■ **Instructions for the task**
Please determine how many lines of the material include the word "Online", and respond with nothing but that number.

■ **Input**
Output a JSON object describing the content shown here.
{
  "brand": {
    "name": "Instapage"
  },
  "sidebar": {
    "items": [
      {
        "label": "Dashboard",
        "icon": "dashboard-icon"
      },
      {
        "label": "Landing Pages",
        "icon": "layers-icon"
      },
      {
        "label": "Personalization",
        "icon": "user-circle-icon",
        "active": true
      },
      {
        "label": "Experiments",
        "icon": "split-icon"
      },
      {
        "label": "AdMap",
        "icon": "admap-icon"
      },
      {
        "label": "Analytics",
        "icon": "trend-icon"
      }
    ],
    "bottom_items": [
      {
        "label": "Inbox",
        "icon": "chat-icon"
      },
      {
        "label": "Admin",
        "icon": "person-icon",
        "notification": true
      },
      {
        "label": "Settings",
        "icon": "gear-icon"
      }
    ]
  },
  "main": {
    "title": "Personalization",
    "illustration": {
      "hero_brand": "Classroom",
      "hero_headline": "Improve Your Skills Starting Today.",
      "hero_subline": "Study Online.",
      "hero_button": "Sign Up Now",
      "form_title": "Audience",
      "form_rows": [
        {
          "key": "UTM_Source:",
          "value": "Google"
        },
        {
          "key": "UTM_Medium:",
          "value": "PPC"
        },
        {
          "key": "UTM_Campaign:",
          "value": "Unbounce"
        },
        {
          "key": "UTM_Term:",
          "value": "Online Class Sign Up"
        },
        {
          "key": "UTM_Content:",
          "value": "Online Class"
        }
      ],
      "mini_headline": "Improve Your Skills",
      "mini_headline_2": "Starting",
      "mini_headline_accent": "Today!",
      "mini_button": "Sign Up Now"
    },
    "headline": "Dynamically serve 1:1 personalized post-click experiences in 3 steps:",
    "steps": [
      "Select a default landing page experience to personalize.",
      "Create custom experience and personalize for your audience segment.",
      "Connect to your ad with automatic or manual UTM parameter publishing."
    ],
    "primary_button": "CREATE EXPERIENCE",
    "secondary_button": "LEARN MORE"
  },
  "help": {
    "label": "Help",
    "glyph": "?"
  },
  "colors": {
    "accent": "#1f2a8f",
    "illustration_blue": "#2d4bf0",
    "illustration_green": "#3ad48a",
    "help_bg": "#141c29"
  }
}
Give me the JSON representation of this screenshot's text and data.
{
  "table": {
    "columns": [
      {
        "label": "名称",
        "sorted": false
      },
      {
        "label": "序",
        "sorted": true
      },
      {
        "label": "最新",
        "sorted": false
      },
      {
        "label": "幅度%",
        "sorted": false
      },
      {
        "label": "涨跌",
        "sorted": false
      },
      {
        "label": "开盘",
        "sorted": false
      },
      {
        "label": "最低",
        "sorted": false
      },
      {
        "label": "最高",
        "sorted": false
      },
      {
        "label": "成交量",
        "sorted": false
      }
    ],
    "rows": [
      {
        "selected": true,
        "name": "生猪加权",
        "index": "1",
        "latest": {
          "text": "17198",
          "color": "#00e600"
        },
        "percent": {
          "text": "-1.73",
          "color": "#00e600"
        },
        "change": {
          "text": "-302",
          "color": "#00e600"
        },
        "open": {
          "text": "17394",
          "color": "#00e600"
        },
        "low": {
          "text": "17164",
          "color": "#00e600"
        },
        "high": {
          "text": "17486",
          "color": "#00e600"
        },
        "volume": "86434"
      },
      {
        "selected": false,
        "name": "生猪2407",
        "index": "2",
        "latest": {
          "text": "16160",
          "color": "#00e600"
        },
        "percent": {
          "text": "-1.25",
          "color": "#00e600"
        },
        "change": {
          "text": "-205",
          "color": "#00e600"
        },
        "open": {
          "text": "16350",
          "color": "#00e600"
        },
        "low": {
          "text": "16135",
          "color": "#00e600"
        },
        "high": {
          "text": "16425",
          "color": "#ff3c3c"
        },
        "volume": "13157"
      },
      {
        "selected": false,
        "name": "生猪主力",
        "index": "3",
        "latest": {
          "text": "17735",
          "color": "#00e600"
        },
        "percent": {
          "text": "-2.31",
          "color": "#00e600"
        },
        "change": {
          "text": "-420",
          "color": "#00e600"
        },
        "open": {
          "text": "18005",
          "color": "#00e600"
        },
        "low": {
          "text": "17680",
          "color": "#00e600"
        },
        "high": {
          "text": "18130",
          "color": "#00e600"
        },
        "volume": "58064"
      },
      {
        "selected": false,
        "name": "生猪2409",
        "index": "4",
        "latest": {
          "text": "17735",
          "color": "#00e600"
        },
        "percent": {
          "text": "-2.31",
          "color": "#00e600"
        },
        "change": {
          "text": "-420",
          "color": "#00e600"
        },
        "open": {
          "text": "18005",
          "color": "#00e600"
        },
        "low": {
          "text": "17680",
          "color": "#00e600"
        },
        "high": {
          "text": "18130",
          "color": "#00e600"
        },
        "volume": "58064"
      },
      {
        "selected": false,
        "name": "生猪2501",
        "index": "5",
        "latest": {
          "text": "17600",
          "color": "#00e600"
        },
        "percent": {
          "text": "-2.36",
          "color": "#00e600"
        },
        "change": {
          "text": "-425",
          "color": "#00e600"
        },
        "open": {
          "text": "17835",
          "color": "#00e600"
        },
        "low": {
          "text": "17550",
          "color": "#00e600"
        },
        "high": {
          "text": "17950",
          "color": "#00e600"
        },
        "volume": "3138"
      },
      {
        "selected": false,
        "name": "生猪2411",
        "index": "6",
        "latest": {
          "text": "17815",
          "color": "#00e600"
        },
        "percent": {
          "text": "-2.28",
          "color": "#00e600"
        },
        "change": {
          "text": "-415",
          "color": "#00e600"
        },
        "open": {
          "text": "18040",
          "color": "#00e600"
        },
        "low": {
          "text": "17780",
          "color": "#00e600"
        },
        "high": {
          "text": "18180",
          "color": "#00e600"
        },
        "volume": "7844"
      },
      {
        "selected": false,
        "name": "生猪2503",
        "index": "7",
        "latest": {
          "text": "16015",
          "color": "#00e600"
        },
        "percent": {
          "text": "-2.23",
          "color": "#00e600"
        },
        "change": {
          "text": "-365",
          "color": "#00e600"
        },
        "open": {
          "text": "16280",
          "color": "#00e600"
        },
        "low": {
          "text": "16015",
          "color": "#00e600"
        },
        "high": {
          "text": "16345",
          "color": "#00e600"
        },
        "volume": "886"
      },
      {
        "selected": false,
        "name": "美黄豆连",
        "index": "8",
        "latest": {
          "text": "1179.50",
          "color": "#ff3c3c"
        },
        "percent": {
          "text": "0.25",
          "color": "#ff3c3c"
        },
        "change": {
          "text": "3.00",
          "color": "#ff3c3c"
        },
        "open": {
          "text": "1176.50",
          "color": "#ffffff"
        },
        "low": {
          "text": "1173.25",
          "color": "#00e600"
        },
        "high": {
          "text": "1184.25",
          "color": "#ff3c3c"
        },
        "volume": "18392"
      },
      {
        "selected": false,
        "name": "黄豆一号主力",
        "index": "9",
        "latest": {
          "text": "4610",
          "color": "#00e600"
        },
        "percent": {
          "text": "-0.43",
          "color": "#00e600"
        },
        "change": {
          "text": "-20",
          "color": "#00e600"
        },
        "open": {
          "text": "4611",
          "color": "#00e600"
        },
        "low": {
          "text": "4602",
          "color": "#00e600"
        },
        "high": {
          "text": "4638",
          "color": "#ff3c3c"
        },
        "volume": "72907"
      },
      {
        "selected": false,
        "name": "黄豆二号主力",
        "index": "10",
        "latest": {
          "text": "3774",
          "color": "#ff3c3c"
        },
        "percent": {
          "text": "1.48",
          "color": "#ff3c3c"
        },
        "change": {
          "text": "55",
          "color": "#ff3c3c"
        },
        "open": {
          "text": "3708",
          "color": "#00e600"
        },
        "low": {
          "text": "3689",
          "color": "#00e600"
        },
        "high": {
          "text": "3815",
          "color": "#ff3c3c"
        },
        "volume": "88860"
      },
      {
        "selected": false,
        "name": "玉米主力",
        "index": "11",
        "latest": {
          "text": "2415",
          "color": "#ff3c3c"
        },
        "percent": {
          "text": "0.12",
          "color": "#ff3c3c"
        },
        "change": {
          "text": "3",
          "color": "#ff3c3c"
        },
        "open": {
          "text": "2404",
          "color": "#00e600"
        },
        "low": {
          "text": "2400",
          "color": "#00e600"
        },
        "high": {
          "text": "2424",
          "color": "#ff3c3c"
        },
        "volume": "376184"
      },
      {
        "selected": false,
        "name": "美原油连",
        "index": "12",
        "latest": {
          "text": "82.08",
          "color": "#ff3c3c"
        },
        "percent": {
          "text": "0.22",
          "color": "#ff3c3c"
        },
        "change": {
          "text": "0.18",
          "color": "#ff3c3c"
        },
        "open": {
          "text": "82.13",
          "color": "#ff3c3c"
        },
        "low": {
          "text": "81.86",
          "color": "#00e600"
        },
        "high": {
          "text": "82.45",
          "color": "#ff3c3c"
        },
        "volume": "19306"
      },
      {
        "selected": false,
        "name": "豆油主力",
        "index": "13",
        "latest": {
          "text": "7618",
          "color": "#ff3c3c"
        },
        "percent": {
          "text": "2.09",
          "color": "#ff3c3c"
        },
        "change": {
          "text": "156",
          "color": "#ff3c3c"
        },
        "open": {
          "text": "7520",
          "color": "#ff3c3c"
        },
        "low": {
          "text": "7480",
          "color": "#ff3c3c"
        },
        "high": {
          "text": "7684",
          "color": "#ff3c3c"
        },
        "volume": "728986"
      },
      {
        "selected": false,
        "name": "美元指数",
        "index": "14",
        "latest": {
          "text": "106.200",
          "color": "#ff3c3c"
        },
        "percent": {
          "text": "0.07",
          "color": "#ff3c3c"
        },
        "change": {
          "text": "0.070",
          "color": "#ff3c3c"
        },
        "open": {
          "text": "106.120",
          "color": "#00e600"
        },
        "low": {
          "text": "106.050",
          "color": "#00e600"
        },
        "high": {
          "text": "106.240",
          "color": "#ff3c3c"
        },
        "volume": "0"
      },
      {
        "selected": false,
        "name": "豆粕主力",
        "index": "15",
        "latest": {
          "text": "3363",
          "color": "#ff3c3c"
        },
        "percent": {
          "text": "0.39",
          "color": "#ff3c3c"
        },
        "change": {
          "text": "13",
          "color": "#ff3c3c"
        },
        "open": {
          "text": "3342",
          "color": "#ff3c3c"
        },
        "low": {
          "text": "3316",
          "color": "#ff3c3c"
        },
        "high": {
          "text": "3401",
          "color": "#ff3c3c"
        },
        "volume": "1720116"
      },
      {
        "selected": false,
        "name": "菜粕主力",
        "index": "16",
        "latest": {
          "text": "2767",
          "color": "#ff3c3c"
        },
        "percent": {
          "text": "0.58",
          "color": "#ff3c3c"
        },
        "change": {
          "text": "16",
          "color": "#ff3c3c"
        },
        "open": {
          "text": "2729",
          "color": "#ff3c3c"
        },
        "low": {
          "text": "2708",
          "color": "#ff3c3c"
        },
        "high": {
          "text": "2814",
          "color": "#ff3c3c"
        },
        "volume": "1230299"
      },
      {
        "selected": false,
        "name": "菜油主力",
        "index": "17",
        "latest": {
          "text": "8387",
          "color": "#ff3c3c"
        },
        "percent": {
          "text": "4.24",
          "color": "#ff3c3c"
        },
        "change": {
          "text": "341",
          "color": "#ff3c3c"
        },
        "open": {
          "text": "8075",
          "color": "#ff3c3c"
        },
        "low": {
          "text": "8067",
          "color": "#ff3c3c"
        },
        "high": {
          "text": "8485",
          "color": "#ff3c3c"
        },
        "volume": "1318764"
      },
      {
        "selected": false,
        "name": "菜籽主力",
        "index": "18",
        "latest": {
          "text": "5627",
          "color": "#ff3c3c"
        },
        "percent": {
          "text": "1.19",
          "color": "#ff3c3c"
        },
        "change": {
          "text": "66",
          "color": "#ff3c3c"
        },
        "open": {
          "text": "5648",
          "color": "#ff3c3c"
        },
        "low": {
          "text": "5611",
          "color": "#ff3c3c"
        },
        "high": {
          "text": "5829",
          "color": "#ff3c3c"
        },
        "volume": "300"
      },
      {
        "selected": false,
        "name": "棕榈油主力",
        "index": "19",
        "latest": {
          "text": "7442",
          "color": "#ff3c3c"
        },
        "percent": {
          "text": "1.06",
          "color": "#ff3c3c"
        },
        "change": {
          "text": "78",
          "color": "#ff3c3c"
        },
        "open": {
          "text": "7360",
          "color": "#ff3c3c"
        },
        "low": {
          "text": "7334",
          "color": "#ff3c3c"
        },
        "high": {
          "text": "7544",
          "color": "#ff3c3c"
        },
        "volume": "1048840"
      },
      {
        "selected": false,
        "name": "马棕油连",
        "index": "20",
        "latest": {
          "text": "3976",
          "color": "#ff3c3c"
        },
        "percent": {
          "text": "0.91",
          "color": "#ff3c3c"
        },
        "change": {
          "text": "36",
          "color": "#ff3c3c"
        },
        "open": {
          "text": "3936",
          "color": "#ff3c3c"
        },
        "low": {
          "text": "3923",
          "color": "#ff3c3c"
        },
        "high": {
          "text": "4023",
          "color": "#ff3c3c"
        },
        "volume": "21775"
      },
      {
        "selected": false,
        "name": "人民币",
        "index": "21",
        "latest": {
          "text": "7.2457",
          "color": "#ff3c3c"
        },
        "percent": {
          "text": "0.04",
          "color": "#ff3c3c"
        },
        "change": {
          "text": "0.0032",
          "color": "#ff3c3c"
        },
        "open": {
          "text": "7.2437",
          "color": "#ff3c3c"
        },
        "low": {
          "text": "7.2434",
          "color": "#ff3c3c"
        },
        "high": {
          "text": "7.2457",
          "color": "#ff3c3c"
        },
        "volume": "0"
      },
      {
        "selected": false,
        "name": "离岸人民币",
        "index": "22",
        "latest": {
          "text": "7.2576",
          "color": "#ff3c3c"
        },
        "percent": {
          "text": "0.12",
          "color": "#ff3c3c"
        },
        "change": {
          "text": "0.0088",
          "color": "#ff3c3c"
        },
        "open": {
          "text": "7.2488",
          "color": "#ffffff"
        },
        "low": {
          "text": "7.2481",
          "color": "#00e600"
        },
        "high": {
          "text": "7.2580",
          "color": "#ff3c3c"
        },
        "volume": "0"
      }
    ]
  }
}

■ **Response to the exercise**
3